Material supplied:

┌──

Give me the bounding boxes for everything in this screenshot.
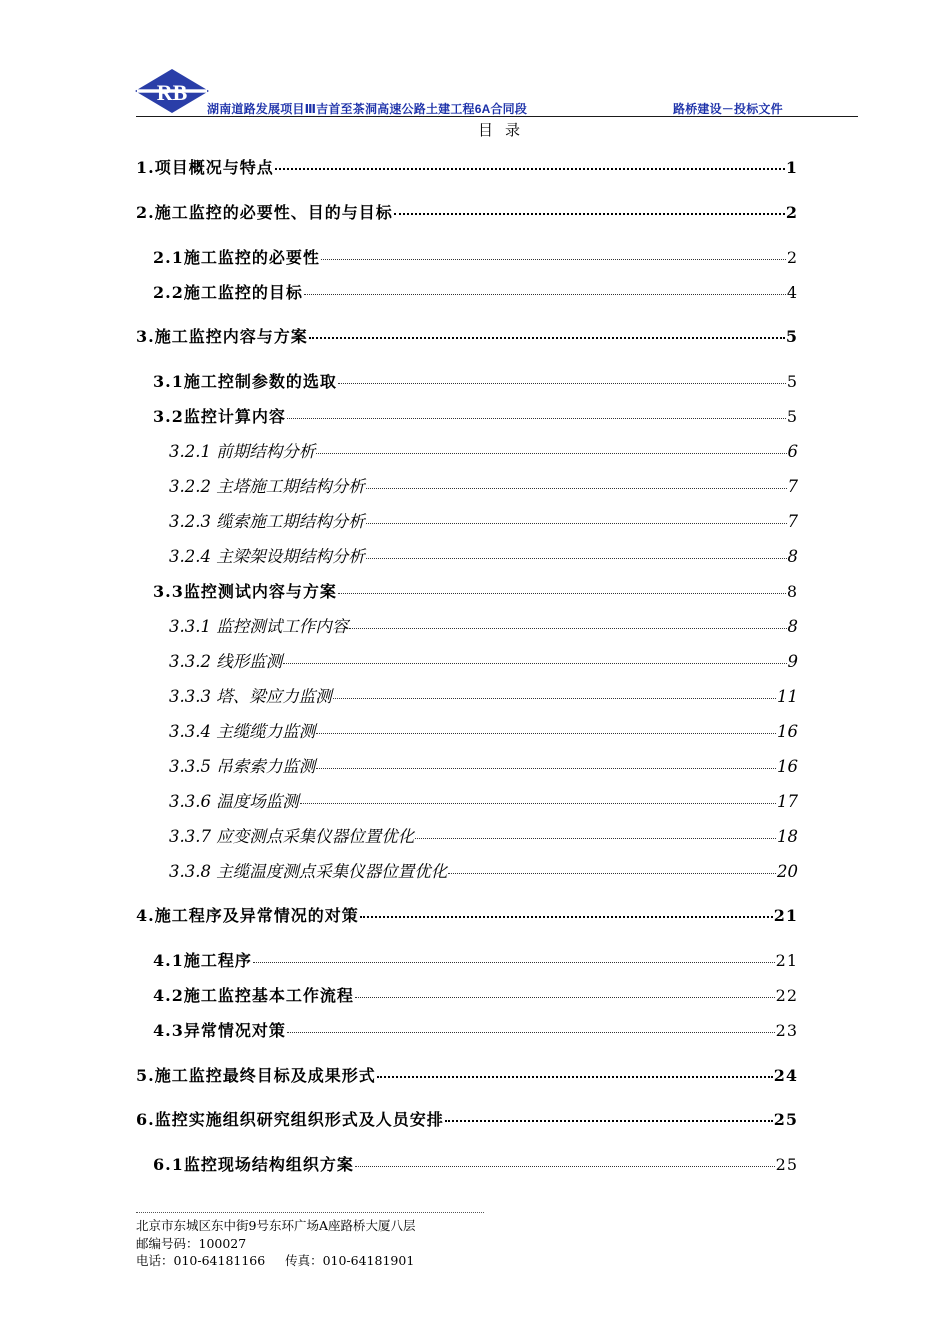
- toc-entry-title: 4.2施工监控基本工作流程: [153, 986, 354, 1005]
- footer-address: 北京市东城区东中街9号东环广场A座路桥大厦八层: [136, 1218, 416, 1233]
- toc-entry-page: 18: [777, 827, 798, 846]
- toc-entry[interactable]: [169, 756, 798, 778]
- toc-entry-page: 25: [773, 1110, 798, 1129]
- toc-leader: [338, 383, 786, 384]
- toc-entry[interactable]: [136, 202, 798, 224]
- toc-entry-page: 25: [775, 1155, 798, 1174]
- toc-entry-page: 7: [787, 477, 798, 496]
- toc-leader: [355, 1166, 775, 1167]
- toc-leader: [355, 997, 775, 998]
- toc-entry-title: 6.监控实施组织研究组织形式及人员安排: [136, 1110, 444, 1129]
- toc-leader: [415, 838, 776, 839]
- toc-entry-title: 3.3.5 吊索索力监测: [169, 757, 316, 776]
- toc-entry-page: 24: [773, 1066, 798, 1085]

└──

What is needed:
Recast the listing above as a numbered list, with one entry per line and no blank lines, and leave out the picture.

Task solution:
1. Give me the bounding boxes for everything in this screenshot.
2. - toc-entry-title: 4.2施工监控基本工作流程: [153, 986, 354, 1005]
3. - footer-address: 北京市东城区东中街9号东环广场A座路桥大厦八层: [136, 1218, 416, 1233]
4. - toc-entry-page: 18: [777, 827, 798, 846]
5. - toc-entry[interactable]: [169, 756, 798, 778]
6. - toc-entry-page: 25: [773, 1110, 798, 1129]
7. - toc-leader: [338, 383, 786, 384]
8. - toc-entry[interactable]: [136, 202, 798, 224]
9. - toc-entry-page: 25: [775, 1155, 798, 1174]
10. - toc-entry-page: 7: [787, 477, 798, 496]
11. - toc-leader: [355, 1166, 775, 1167]
12. - toc-leader: [355, 997, 775, 998]
13. - toc-entry-title: 6.监控实施组织研究组织形式及人员安排: [136, 1110, 444, 1129]
14. - toc-leader: [415, 838, 776, 839]
15. - toc-entry-title: 3.3.5 吊索索力监测: [169, 757, 316, 776]
16. - toc-entry-page: 24: [773, 1066, 798, 1085]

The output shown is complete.